## GIVEN REQUEST
Search the listing for "Orsa" and copy every line where it appears.

** start **

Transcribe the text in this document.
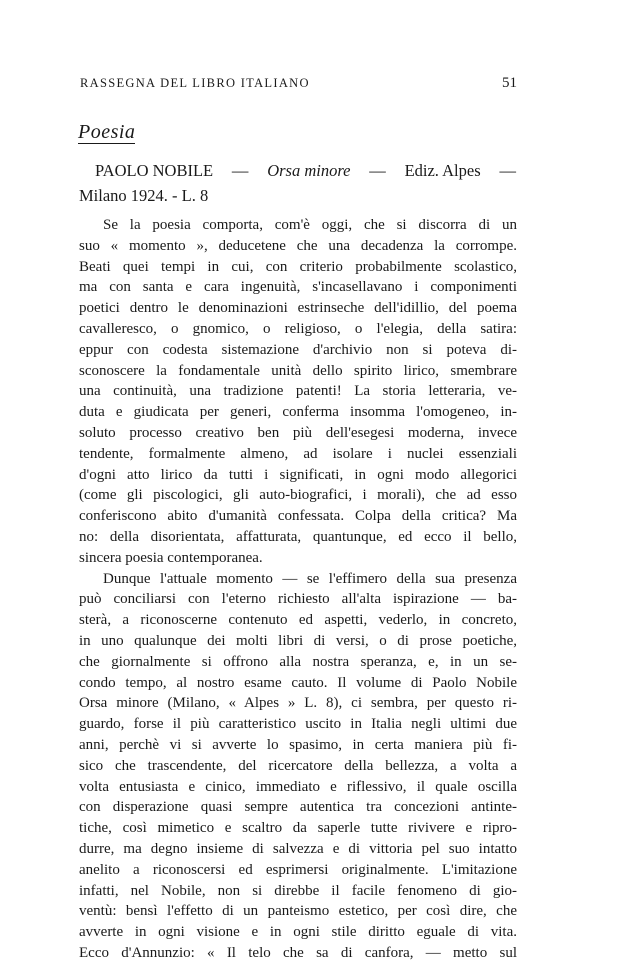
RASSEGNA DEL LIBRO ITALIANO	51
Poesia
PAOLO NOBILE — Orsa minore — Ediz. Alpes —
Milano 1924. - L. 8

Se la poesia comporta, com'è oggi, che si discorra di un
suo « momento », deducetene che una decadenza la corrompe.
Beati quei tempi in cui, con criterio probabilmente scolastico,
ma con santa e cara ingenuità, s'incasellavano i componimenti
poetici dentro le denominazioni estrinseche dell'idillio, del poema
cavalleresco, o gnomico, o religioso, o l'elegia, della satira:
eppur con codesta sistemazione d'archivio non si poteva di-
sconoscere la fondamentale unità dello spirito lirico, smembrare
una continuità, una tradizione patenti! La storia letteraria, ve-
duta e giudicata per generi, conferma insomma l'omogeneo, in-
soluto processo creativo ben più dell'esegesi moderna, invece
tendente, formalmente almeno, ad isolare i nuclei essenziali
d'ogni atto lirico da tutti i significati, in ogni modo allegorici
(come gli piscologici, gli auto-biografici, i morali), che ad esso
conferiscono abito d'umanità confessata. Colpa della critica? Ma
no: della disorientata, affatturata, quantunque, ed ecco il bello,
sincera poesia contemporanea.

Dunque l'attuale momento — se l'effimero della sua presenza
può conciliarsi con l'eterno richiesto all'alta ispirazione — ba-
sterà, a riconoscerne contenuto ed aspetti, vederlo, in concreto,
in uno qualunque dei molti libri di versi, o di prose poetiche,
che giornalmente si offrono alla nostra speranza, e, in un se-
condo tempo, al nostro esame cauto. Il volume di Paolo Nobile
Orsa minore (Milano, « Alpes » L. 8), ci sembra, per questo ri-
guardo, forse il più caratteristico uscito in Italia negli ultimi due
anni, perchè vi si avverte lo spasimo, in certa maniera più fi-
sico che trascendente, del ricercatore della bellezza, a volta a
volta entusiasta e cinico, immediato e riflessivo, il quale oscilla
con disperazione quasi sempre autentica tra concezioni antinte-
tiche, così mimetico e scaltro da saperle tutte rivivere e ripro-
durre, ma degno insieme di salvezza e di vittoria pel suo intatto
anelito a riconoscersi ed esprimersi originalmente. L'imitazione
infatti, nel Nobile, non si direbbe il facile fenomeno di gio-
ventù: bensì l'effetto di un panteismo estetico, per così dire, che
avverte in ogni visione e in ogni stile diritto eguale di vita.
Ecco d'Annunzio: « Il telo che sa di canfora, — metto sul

** end **
** start **

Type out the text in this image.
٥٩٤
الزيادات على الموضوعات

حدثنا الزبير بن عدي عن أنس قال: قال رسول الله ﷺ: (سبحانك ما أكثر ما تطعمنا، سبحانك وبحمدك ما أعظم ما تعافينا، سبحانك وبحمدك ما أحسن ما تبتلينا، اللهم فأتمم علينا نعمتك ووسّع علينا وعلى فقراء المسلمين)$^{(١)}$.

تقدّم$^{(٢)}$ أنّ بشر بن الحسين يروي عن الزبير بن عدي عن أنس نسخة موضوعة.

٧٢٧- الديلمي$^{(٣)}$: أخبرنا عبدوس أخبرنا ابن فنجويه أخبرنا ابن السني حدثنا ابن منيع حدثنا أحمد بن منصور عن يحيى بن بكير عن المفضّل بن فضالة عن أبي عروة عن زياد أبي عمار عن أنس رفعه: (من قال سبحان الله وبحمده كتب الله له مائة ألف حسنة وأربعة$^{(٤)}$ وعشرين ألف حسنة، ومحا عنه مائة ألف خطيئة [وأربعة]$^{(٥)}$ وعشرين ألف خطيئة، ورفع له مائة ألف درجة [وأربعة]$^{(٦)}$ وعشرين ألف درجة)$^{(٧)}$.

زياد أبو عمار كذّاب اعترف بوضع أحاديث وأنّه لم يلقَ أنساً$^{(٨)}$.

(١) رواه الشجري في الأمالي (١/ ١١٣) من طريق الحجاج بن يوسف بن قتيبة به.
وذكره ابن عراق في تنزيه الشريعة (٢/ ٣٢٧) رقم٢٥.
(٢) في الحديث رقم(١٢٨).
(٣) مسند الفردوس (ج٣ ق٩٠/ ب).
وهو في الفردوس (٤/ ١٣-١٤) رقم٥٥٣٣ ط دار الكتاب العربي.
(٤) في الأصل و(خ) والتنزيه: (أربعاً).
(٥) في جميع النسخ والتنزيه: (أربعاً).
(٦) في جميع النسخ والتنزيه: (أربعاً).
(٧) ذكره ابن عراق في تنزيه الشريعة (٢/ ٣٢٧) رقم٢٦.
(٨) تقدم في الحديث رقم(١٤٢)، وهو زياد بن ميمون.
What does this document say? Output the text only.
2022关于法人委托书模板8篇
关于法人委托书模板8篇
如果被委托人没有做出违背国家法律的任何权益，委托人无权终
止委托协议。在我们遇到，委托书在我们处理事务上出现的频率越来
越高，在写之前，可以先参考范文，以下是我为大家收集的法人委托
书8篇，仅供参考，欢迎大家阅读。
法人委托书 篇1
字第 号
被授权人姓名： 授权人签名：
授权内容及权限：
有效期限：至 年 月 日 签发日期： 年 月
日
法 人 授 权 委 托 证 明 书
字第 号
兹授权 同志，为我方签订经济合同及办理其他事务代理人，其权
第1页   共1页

** end **
** start **

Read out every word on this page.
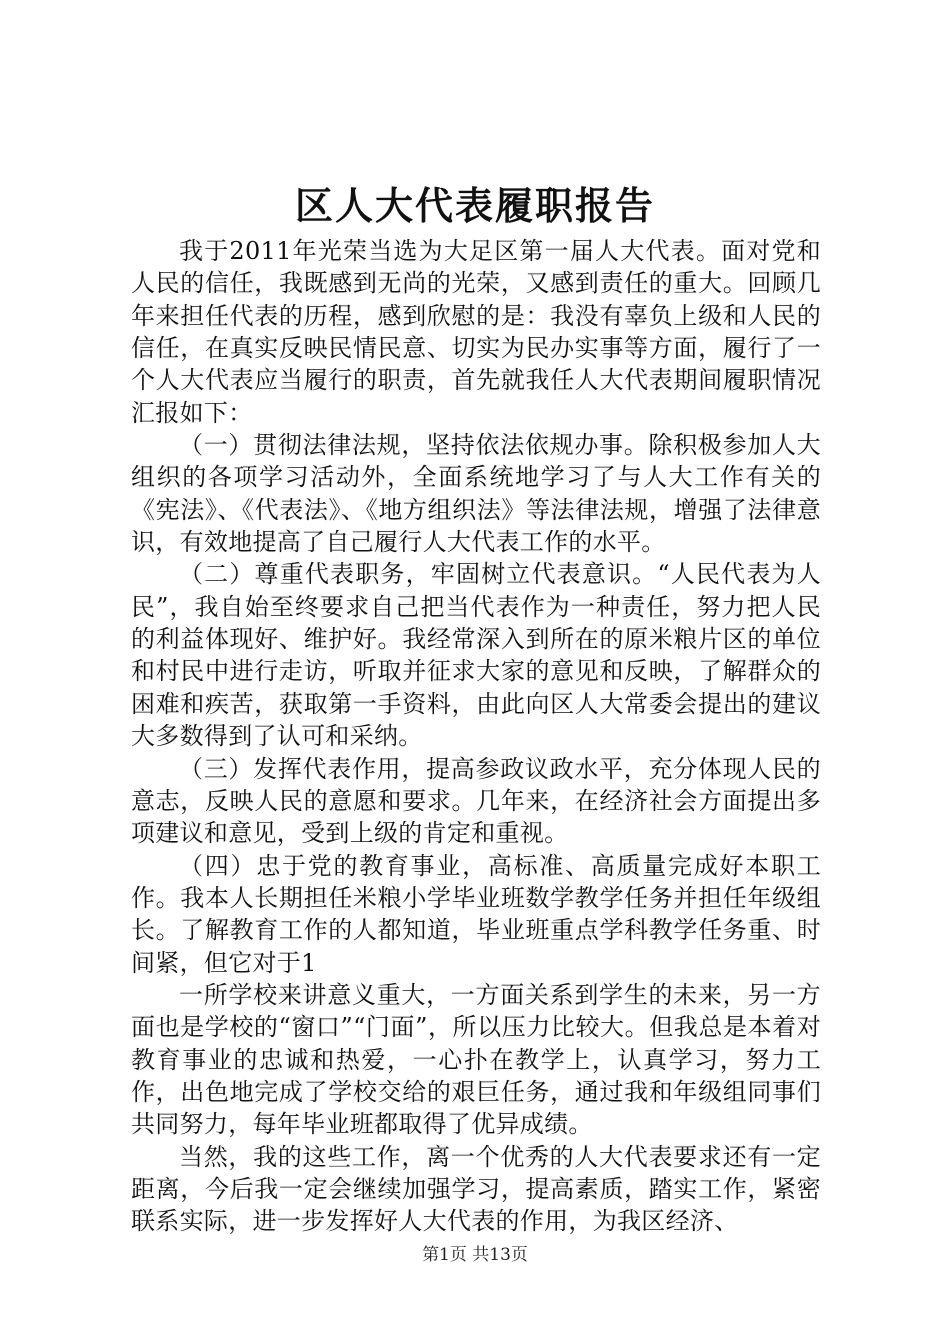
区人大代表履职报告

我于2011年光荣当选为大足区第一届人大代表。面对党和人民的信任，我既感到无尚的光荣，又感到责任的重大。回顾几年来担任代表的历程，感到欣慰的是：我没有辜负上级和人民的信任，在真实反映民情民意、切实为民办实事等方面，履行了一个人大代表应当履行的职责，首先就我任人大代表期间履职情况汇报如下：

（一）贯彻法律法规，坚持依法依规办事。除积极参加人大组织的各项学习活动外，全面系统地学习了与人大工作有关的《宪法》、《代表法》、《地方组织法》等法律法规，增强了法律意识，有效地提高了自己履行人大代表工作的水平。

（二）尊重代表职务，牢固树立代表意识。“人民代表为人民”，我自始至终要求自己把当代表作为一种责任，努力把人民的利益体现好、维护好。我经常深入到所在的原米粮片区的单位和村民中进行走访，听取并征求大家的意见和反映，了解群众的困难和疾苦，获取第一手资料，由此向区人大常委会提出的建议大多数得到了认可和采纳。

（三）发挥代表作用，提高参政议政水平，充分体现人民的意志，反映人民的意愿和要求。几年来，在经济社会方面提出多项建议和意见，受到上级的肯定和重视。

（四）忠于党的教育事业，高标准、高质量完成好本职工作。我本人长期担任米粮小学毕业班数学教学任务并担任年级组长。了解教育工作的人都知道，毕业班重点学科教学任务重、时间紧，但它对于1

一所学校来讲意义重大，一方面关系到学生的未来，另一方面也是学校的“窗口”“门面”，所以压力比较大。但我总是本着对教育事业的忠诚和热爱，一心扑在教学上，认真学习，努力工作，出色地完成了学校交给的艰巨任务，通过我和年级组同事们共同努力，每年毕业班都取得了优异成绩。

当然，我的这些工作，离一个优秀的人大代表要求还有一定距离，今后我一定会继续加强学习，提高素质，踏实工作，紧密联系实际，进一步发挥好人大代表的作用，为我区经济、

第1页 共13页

** end **

## RESPONSE TO THE TASK
PAOLO NOBILE — Orsa minore — Ediz. Alpes —
Orsa minore (Milano, « Alpes » L. 8), ci sembra, per questo ri-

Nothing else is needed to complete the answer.